**Your tasks:**
A. Using the passage on land and belonging below, decide whether each statement agrees with it, answering yes or no and quoting the exact words that settle it. (i) The passage calls owning land a universal concept. (ii) The writer's first trip to an African country was a visit to Nigeria with a daughter. (iii) The passage treats being able to move freely about as a kind of capital.
B. Pick up the passage on land and belonging from its final sentence and keep writing in the same voice.

*** Opening Quoted passage ***

Of course, it is not only about owning land, which is not a universal concept, anyway. When people don’t have to pull up stakes because no one will hire you because of the body you inhabit, this makes a difference. When people move out of neighborhoods that suddenly become “undesirable” this makes a difference.

So it is not only the monetary value of the land. The ability to move freely about is a kind of capital, too. It is knowing that you belong somewhere; that you fit in, that you have an identity and being treated accordingly. It is the ability to not have your very presence be so offensive to people that they want to annihilate you and those who look like, or act like you. And so, while I am reflecting here upon the past, this is not simply a story of the past. People who inhabit bodies that are considered “wrong” are fair game for mistreatment. Some bodies do not matter… not then, not now.

Native peoples, whose identity is closely connected to the land, were murdered or run off land they had inhabited for centuries. Of those who survived, many of their children endured “kill the Indian, save the man” campaigns that were meant to “civilize” them; make them American, make them white… by denying their language, cutting their hair, keeping them away from their communities… so much more. Refusing to abandon their cultures cost them the right to move freely about in wider society. The trauma of this sustained pattern of genocide is evident today.

For my people, the descendants of Africans who were enslaved, there is a different story, but a parallel one. Enslaved people owned no property; they did not even own themselves. Even their children and their partners, (should they be allowed to marry), could be taken away from them in an instant - sold away to someone else. Even our names do not belong to us. There are not many generations that I can count in my family tree; there is no land that I can point to and say, “This is where my people come from.” Several years ago, my daughter and I visited Nigeria – it was my first trip to an African country. While we were there, many people welcomed us, welcomed us “home.” But one man I talked to spoke the truth when he said that he had sorrow for African Americans, because we “do not know where our village is.”

*** Closing Quoted passage ***
*** Opening Record excerpts ***

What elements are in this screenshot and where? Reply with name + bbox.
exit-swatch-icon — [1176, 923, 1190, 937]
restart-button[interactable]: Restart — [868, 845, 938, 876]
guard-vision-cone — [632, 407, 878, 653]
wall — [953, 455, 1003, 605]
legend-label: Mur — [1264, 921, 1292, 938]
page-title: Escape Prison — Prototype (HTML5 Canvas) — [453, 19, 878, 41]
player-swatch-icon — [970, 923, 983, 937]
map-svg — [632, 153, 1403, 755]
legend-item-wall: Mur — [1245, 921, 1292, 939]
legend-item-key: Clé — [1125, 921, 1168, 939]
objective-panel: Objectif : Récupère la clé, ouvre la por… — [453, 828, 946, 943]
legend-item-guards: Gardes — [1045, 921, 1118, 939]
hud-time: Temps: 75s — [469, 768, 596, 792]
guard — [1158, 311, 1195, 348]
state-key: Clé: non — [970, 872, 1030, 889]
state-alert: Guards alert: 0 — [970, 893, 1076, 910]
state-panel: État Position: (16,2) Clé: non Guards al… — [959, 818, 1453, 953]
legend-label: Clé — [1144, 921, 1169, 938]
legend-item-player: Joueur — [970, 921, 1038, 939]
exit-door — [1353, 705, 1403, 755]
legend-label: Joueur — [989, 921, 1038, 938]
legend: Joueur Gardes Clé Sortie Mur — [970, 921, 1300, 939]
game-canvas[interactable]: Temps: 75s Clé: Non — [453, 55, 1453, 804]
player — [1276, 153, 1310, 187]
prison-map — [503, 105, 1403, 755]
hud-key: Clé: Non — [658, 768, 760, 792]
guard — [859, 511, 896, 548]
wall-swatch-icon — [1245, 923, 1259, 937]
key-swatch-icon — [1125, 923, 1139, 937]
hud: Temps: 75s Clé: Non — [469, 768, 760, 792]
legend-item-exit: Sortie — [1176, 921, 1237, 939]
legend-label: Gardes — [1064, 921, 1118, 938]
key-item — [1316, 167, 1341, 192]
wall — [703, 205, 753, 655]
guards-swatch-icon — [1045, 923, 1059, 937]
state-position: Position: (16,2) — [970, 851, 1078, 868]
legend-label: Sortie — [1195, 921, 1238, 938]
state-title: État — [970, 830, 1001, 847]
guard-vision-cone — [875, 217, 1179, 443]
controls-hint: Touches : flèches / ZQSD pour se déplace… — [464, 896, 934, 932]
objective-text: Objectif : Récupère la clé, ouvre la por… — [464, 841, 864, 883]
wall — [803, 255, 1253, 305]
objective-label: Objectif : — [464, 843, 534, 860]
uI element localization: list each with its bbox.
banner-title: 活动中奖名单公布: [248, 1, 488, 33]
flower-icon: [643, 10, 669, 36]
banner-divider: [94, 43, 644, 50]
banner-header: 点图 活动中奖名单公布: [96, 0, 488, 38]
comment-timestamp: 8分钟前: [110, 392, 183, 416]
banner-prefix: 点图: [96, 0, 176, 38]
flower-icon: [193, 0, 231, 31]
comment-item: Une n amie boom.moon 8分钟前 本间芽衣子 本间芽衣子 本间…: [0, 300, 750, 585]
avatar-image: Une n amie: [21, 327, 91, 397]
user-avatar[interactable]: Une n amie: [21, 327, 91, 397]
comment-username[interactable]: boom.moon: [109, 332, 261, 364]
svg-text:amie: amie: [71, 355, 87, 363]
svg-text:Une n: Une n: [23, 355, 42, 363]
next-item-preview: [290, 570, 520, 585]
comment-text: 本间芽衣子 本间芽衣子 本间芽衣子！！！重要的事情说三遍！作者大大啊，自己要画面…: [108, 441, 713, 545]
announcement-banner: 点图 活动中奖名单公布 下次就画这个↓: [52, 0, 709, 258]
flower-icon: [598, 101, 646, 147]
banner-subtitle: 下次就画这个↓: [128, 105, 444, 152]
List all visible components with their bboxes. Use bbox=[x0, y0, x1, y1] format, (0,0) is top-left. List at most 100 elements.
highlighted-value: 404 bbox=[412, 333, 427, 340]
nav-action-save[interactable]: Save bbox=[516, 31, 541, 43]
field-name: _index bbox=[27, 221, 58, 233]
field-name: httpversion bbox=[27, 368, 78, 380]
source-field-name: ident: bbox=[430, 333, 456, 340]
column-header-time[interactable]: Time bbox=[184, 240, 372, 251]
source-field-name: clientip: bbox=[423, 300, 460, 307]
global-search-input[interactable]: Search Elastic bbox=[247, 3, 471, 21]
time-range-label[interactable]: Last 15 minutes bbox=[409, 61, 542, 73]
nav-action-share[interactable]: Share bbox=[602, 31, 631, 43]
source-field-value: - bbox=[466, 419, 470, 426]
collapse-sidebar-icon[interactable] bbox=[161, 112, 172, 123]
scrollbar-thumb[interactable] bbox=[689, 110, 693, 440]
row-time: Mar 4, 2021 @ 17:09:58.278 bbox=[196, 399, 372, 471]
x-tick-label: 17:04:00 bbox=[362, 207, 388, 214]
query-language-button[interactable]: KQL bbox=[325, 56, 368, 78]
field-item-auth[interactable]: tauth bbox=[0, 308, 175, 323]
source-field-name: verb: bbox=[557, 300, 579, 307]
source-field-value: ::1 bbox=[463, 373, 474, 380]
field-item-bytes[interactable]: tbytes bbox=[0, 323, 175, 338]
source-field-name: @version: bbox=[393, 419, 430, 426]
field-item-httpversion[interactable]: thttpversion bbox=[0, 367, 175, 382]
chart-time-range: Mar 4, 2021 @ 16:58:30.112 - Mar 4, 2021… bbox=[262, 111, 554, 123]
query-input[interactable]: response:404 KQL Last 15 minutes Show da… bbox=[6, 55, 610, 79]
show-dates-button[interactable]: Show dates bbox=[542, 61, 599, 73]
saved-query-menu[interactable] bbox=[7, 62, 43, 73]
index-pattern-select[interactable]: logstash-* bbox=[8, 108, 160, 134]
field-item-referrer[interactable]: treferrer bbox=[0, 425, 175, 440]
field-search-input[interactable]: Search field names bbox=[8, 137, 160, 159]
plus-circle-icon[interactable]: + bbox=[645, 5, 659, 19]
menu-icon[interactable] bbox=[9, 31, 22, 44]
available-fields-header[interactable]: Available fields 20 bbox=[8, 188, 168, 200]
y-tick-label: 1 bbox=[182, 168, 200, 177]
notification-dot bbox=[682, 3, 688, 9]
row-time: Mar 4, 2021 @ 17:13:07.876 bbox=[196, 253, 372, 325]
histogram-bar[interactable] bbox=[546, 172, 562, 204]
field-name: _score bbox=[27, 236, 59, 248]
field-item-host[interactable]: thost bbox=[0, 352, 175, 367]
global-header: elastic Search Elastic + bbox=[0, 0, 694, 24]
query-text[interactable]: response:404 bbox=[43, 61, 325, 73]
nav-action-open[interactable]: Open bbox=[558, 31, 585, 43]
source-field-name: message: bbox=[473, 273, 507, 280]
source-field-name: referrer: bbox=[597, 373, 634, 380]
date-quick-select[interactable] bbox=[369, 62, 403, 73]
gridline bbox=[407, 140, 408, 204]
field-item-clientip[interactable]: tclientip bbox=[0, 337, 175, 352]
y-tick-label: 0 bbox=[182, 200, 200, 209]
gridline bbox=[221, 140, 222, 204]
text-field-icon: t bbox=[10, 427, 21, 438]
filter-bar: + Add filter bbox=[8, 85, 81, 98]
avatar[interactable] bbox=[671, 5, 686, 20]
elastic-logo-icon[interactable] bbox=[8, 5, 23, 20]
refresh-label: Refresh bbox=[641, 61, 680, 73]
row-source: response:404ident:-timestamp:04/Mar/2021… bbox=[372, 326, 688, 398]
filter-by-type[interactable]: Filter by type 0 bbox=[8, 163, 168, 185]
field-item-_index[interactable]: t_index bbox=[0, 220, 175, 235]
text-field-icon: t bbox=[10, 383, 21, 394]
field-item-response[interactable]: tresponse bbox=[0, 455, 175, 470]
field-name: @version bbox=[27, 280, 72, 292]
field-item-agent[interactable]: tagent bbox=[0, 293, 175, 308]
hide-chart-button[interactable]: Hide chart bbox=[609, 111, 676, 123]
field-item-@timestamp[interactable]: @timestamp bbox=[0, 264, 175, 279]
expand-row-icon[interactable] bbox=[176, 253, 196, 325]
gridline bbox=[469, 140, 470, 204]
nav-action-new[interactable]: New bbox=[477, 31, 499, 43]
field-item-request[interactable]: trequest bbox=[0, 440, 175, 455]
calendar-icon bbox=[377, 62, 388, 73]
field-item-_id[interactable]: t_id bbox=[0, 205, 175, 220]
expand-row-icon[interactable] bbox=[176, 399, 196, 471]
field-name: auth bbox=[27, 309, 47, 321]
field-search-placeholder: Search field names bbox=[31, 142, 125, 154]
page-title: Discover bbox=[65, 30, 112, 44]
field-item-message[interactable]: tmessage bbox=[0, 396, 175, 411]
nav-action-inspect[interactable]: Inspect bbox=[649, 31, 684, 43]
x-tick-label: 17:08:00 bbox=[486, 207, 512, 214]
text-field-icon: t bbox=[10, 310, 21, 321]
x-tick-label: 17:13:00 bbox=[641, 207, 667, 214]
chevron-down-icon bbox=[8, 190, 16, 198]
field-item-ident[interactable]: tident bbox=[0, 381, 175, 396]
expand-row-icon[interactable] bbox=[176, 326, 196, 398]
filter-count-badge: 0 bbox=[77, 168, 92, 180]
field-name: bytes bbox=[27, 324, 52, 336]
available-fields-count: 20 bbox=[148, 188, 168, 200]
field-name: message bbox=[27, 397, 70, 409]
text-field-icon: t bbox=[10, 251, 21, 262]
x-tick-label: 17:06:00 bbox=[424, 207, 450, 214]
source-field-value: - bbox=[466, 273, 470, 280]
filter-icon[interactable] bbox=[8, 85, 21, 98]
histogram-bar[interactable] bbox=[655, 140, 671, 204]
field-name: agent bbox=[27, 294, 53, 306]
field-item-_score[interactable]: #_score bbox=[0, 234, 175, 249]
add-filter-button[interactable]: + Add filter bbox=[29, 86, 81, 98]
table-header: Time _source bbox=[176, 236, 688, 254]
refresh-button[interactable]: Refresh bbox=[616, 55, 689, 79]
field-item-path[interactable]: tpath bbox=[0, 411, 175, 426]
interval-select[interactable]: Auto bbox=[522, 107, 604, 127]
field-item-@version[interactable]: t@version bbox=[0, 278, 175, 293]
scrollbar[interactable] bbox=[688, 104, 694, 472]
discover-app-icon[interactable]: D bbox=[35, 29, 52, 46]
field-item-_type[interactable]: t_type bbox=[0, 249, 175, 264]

*** Closing Record excerpts ***

**Your written answers:**
A.
(i) No: "which is not a universal concept, anyway."
(ii) Yes: "Several years ago, my daughter and I visited Nigeria – it was my first trip to an African country."
(iii) Yes: "The ability to move freely about is a kind of capital, too."

B.
I do not know where my village is. Does it matter? Should it matter? On the surface, perhaps it does not. I prefer to live in a world where I can connect to people beyond the fact of shared bloodline – after all, I am the mother of an adopted child. I have friends whose ties to me run much, much deeper than blood. I want to create a world where people do not align themselves into tribes with boundaries that cannot be breached, whatever those boundaries happen to be. Yet, I cannot help but believe that the combination of this “homelessness” and the reality that my people have been reviled for most of our history in this country feed into a communal psyche that is damaged and goes untreated.

My parents grew up under the system of segregation. They saw the signs that said “colored” and “white.” They learned the corresponding message that they were thought to be so … what? Inhuman? Unclean? Diseased? …that they could not share space - eat… work… watch movies… worship – with white people. What does that do to a people, generation after generation? Yet we are told slavery was a long time ago, segregation is illegal. Get over it. Move on.

I believe this is a wound that has not been healed in the souls of my people. I don’t know that it can be. Last Tuesday, the U.S. House of Representatives passed an official apology for slavery and segregation. Reparations were not mentioned as part of the apology – I believe the resolution would never have made the floor had they been. Many people believe an apology without the offer of restitution is meaningless. Perhaps so. But the acknowledgement that it happened, and it was wrong, and that the repercussions are long-lasting…. is a tiny bit of salve on that wound.